What you need to do
In the records that follow, show each line where the word "transaction" is present.

Figure content listings:
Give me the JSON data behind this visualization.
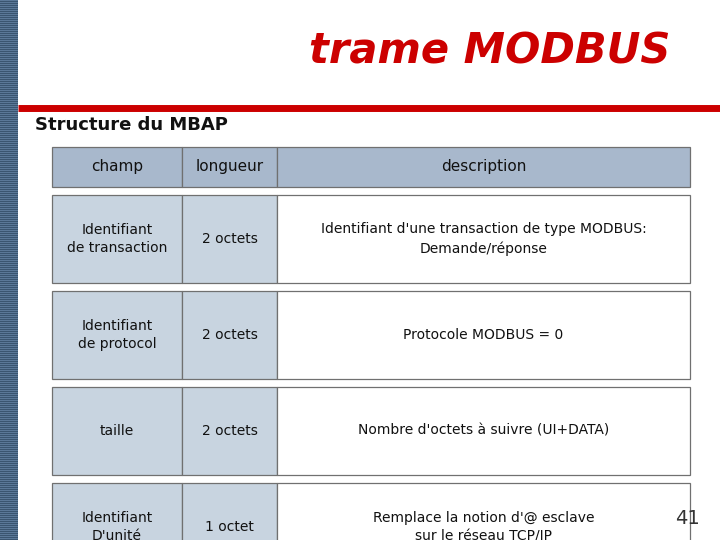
{
  "title": "trame MODBUS",
  "title_color": "#CC0000",
  "subtitle": "Structure du MBAP",
  "background_color": "#FFFFFF",
  "left_bar_color": "#4A6080",
  "header_bg": "#A8B8CC",
  "row_bg_light": "#C8D4E0",
  "row_bg_white": "#FFFFFF",
  "border_color": "#707070",
  "header_row": [
    "champ",
    "longueur",
    "description"
  ],
  "rows": [
    {
      "champ": "Identifiant\nde transaction",
      "longueur": "2 octets",
      "description": "Identifiant d'une transaction de type MODBUS:\nDemande/réponse"
    },
    {
      "champ": "Identifiant\nde protocol",
      "longueur": "2 octets",
      "description": "Protocole MODBUS = 0"
    },
    {
      "champ": "taille",
      "longueur": "2 octets",
      "description": "Nombre d'octets à suivre (UI+DATA)"
    },
    {
      "champ": "Identifiant\nD'unité",
      "longueur": "1 octet",
      "description": "Remplace la notion d'@ esclave\nsur le réseau TCP/IP"
    }
  ],
  "page_number": "41",
  "red_line_color": "#CC0000",
  "fig_width": 7.2,
  "fig_height": 5.4,
  "fig_dpi": 100
}
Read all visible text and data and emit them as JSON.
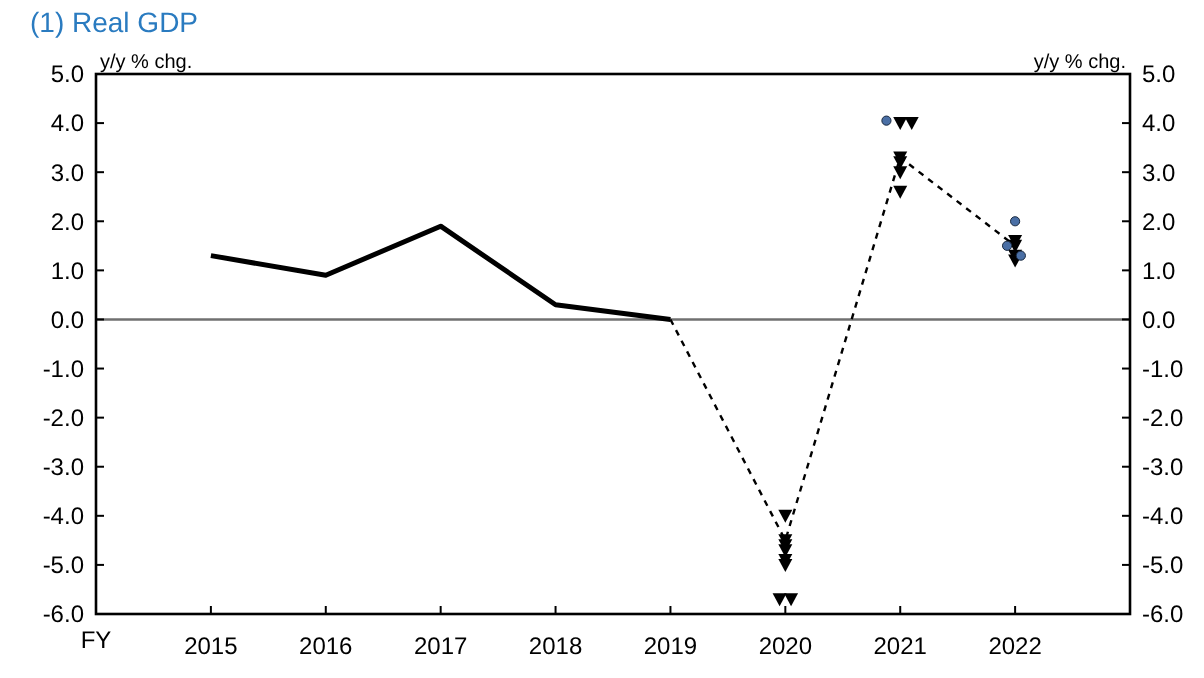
{
  "chart_data": {
    "type": "line",
    "title": "(1) Real GDP",
    "xlabel": "FY",
    "ylabel": "y/y % chg.",
    "y2label": "y/y % chg.",
    "xlim": [
      2014,
      2023
    ],
    "xticks": [
      2015,
      2016,
      2017,
      2018,
      2019,
      2020,
      2021,
      2022
    ],
    "ylim": [
      -6,
      5
    ],
    "yticks": [
      {
        "value": -6,
        "label": "-6.0"
      },
      {
        "value": -5,
        "label": "-5.0"
      },
      {
        "value": -4,
        "label": "-4.0"
      },
      {
        "value": -3,
        "label": "-3.0"
      },
      {
        "value": -2,
        "label": "-2.0"
      },
      {
        "value": -1,
        "label": "-1.0"
      },
      {
        "value": 0,
        "label": "0.0"
      },
      {
        "value": 1,
        "label": "1.0"
      },
      {
        "value": 2,
        "label": "2.0"
      },
      {
        "value": 3,
        "label": "3.0"
      },
      {
        "value": 4,
        "label": "4.0"
      },
      {
        "value": 5,
        "label": "5.0"
      }
    ],
    "y2lim": [
      -6,
      5
    ],
    "y2ticks": [
      {
        "value": -6,
        "label": "-6.0"
      },
      {
        "value": -5,
        "label": "-5.0"
      },
      {
        "value": -4,
        "label": "-4.0"
      },
      {
        "value": -3,
        "label": "-3.0"
      },
      {
        "value": -2,
        "label": "-2.0"
      },
      {
        "value": -1,
        "label": "-1.0"
      },
      {
        "value": 0,
        "label": "0.0"
      },
      {
        "value": 1,
        "label": "1.0"
      },
      {
        "value": 2,
        "label": "2.0"
      },
      {
        "value": 3,
        "label": "3.0"
      },
      {
        "value": 4,
        "label": "4.0"
      },
      {
        "value": 5,
        "label": "5.0"
      }
    ],
    "grid": false,
    "ref_lines": [
      {
        "axis": "y",
        "value": 0,
        "color": "#707070"
      }
    ],
    "series": [
      {
        "color": "#000000",
        "line_style": "solid",
        "x": [
          2015,
          2016,
          2017,
          2018,
          2019
        ],
        "values": [
          1.3,
          0.9,
          1.9,
          0.3,
          0.0
        ]
      },
      {
        "color": "#000000",
        "line_style": "dashed",
        "x": [
          2019,
          2020,
          2021,
          2022
        ],
        "values": [
          0.0,
          -4.5,
          3.3,
          1.5
        ]
      },
      {
        "type": "scatter",
        "color": "#000000",
        "marker": "triangle",
        "x": [
          2020,
          2020,
          2020,
          2020,
          2020,
          2020,
          2019.95,
          2020.05,
          2021,
          2021.1,
          2021,
          2021,
          2021,
          2021,
          2022,
          2022,
          2022,
          2022
        ],
        "values": [
          -4.0,
          -4.5,
          -4.6,
          -4.7,
          -4.9,
          -5.0,
          -5.7,
          -5.7,
          4.0,
          4.0,
          3.3,
          3.2,
          3.0,
          2.6,
          1.6,
          1.5,
          1.3,
          1.2
        ]
      },
      {
        "type": "scatter",
        "color": "#4a6fa5",
        "marker": "circle",
        "x": [
          2020.88,
          2022,
          2021.93,
          2022.05
        ],
        "values": [
          4.05,
          2.0,
          1.5,
          1.3
        ]
      }
    ]
  }
}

Solution to the exercise
      "champ": "Identifiant\nde transaction",
      "description": "Identifiant d'une transaction de type MODBUS:\nDemande/réponse"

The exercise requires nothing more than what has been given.